**Aim**
Print every entry word for word, but omit the pictures.

•••

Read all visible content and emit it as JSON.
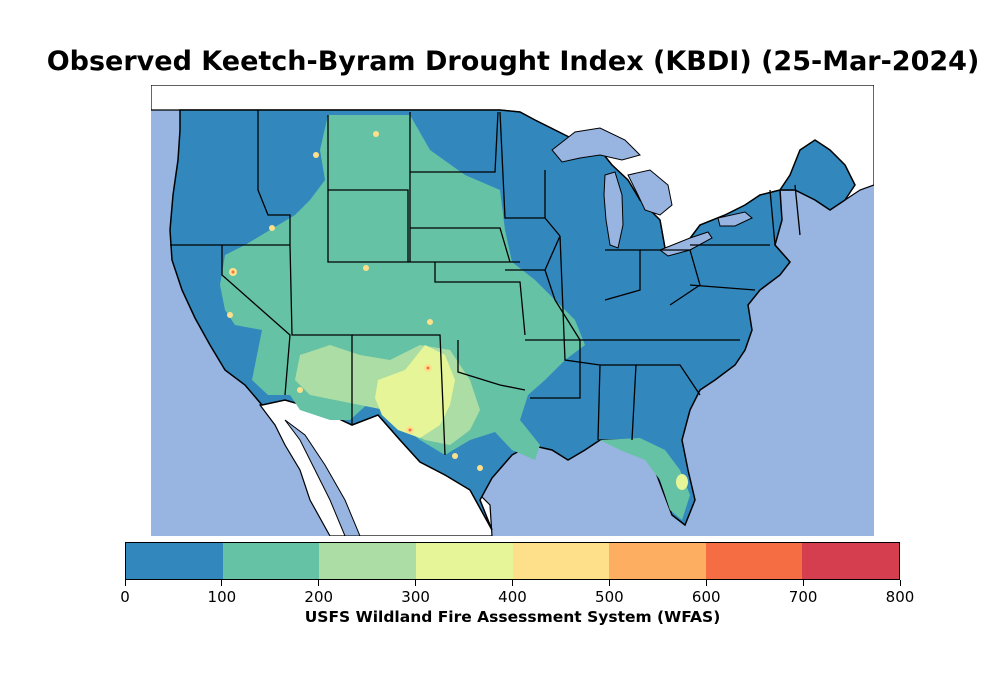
{
  "title": "Observed Keetch-Byram Drought Index (KBDI) (25-Mar-2024)",
  "colors": {
    "water": "#98b4e0",
    "land_outside": "#ffffff",
    "border": "#000000"
  },
  "icons": {
    "map": "conus-map"
  },
  "colorbar": {
    "label": "USFS Wildland Fire Assessment System (WFAS)",
    "ticks": [
      "0",
      "100",
      "200",
      "300",
      "400",
      "500",
      "600",
      "700",
      "800"
    ],
    "colors": [
      "#3288bd",
      "#66c2a5",
      "#abdda4",
      "#e6f598",
      "#fee08b",
      "#fdae61",
      "#f46d43",
      "#d53e4f"
    ]
  }
}
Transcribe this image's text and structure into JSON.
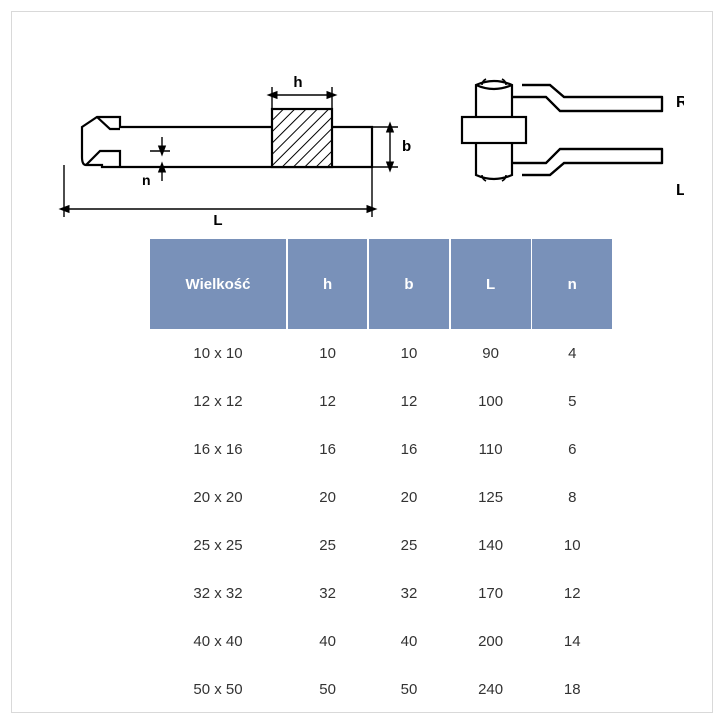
{
  "diagram": {
    "labels": {
      "h": "h",
      "b": "b",
      "n": "n",
      "L": "L",
      "R": "R",
      "Lside": "L"
    },
    "stroke": "#000000",
    "stroke_width": 2.2,
    "hatch_fill": "#ffffff"
  },
  "table": {
    "header_bg": "#7991b9",
    "header_gap": "#ffffff",
    "header_fg": "#ffffff",
    "cell_fg": "#333333",
    "columns": [
      "Wielkość",
      "h",
      "b",
      "L",
      "n"
    ],
    "rows": [
      [
        "10 x 10",
        "10",
        "10",
        "90",
        "4"
      ],
      [
        "12 x 12",
        "12",
        "12",
        "100",
        "5"
      ],
      [
        "16 x 16",
        "16",
        "16",
        "110",
        "6"
      ],
      [
        "20 x 20",
        "20",
        "20",
        "125",
        "8"
      ],
      [
        "25 x 25",
        "25",
        "25",
        "140",
        "10"
      ],
      [
        "32 x 32",
        "32",
        "32",
        "170",
        "12"
      ],
      [
        "40 x 40",
        "40",
        "40",
        "200",
        "14"
      ],
      [
        "50 x 50",
        "50",
        "50",
        "240",
        "18"
      ]
    ]
  }
}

•••

**Worked solution**
Read all visible content and emit it as JSON.
{
  "title": "Observed Keetch-Byram Drought Index (KBDI) (25-Mar-2024)",
  "colors": {
    "water": "#98b4e0",
    "land_outside": "#ffffff",
    "border": "#000000"
  },
  "icons": {
    "map": "conus-map"
  },
  "colorbar": {
    "label": "USFS Wildland Fire Assessment System (WFAS)",
    "ticks": [
      "0",
      "100",
      "200",
      "300",
      "400",
      "500",
      "600",
      "700",
      "800"
    ],
    "colors": [
      "#3288bd",
      "#66c2a5",
      "#abdda4",
      "#e6f598",
      "#fee08b",
      "#fdae61",
      "#f46d43",
      "#d53e4f"
    ]
  }
}
Transcribe this image's text and structure into JSON.
{
  "diagram": {
    "labels": {
      "h": "h",
      "b": "b",
      "n": "n",
      "L": "L",
      "R": "R",
      "Lside": "L"
    },
    "stroke": "#000000",
    "stroke_width": 2.2,
    "hatch_fill": "#ffffff"
  },
  "table": {
    "header_bg": "#7991b9",
    "header_gap": "#ffffff",
    "header_fg": "#ffffff",
    "cell_fg": "#333333",
    "columns": [
      "Wielkość",
      "h",
      "b",
      "L",
      "n"
    ],
    "rows": [
      [
        "10 x 10",
        "10",
        "10",
        "90",
        "4"
      ],
      [
        "12 x 12",
        "12",
        "12",
        "100",
        "5"
      ],
      [
        "16 x 16",
        "16",
        "16",
        "110",
        "6"
      ],
      [
        "20 x 20",
        "20",
        "20",
        "125",
        "8"
      ],
      [
        "25 x 25",
        "25",
        "25",
        "140",
        "10"
      ],
      [
        "32 x 32",
        "32",
        "32",
        "170",
        "12"
      ],
      [
        "40 x 40",
        "40",
        "40",
        "200",
        "14"
      ],
      [
        "50 x 50",
        "50",
        "50",
        "240",
        "18"
      ]
    ]
  }
}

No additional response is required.